**Data records:**
════════════════
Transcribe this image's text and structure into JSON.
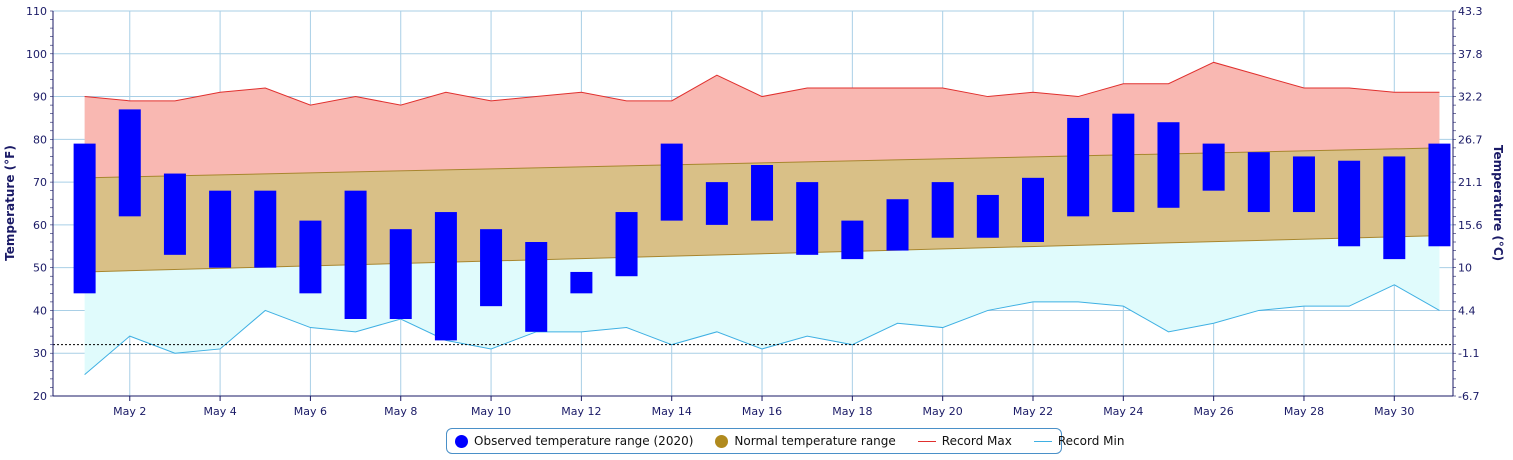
{
  "chart_data": {
    "type": "bar",
    "title": "",
    "ylabel": "Temperature (°F)",
    "y2label": "Temperature (°C)",
    "ylim": [
      20,
      110
    ],
    "yticks": [
      20,
      30,
      40,
      50,
      60,
      70,
      80,
      90,
      100,
      110
    ],
    "y2ticks": [
      "-6.7",
      "-1.1",
      "4.4",
      "10",
      "15.6",
      "21.1",
      "26.7",
      "32.2",
      "37.8",
      "43.3"
    ],
    "xlim": [
      0.3,
      31.3
    ],
    "xtick_days": [
      2,
      4,
      6,
      8,
      10,
      12,
      14,
      16,
      18,
      20,
      22,
      24,
      26,
      28,
      30
    ],
    "xtick_labels": [
      "May 2",
      "May 4",
      "May 6",
      "May 8",
      "May 10",
      "May 12",
      "May 14",
      "May 16",
      "May 18",
      "May 20",
      "May 22",
      "May 24",
      "May 26",
      "May 28",
      "May 30"
    ],
    "days": [
      1,
      2,
      3,
      4,
      5,
      6,
      7,
      8,
      9,
      10,
      11,
      12,
      13,
      14,
      15,
      16,
      17,
      18,
      19,
      20,
      21,
      22,
      23,
      24,
      25,
      26,
      27,
      28,
      29,
      30,
      31
    ],
    "observed_low": [
      44,
      62,
      53,
      50,
      50,
      44,
      38,
      38,
      33,
      41,
      35,
      44,
      48,
      61,
      60,
      61,
      53,
      52,
      54,
      57,
      57,
      56,
      62,
      63,
      64,
      68,
      63,
      63,
      55,
      52,
      55
    ],
    "observed_high": [
      79,
      87,
      72,
      68,
      68,
      61,
      68,
      59,
      63,
      59,
      56,
      49,
      63,
      79,
      70,
      74,
      70,
      61,
      66,
      70,
      67,
      71,
      85,
      86,
      84,
      79,
      77,
      76,
      75,
      76,
      79
    ],
    "normal_low_start": 49,
    "normal_low_end": 57.5,
    "normal_high_start": 71,
    "normal_high_end": 78,
    "record_max": [
      90,
      89,
      89,
      91,
      92,
      88,
      90,
      88,
      91,
      89,
      90,
      91,
      89,
      89,
      95,
      90,
      92,
      92,
      92,
      92,
      90,
      91,
      90,
      93,
      93,
      98,
      95,
      92,
      92,
      91,
      91
    ],
    "record_min": [
      25,
      34,
      30,
      31,
      40,
      36,
      35,
      38,
      33,
      31,
      35,
      35,
      36,
      32,
      35,
      31,
      34,
      32,
      37,
      36,
      40,
      42,
      42,
      41,
      35,
      37,
      40,
      41,
      41,
      46,
      40
    ],
    "freezing_line": 32,
    "grid": true,
    "legend_position": "bottom-center",
    "colors": {
      "observed": "#0000ff",
      "normal": "#d9c087",
      "normal_border": "#a8862e",
      "record_max_fill": "#f9b8b2",
      "record_max_line": "#e0302e",
      "record_min_fill": "#e0fbfc",
      "record_min_line": "#3fb0e3",
      "grid": "#a9cfe6",
      "axis": "#1a1a66"
    },
    "legend": [
      {
        "label": "Observed temperature range (2020)",
        "color": "#0000ff",
        "symbol": "dot"
      },
      {
        "label": "Normal temperature range",
        "color": "#b08a1e",
        "symbol": "dot"
      },
      {
        "label": "Record Max",
        "color": "#e0302e",
        "symbol": "line"
      },
      {
        "label": "Record Min",
        "color": "#3fb0e3",
        "symbol": "line"
      }
    ]
  }
}
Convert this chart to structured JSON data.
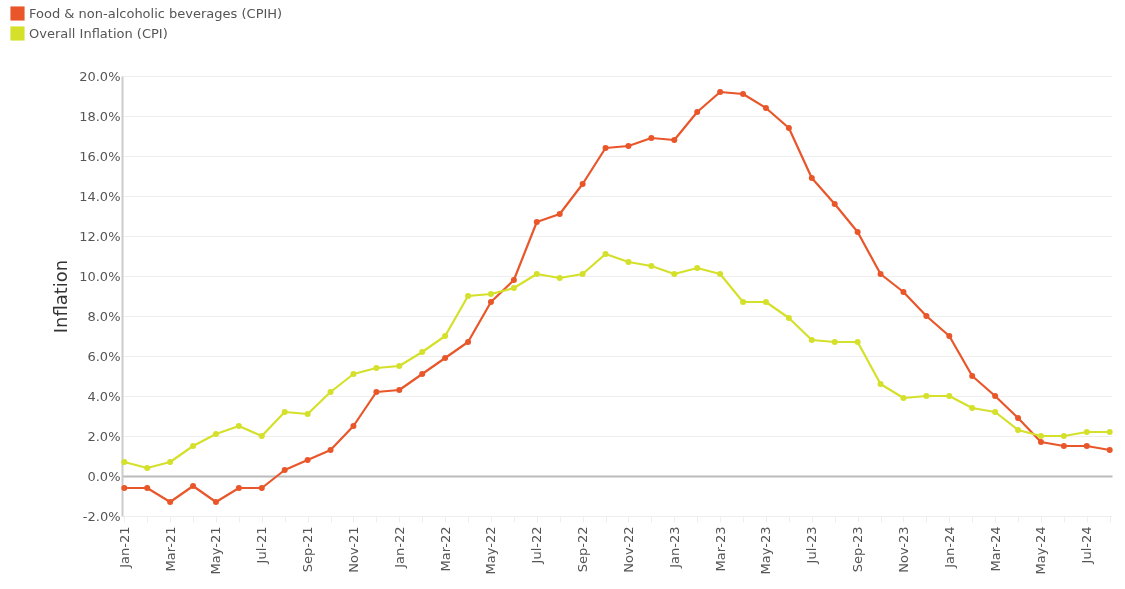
════════════════
**Task objective:**
Give the count of lines in the listing above that include "range", with no other words.

**Answer:**
2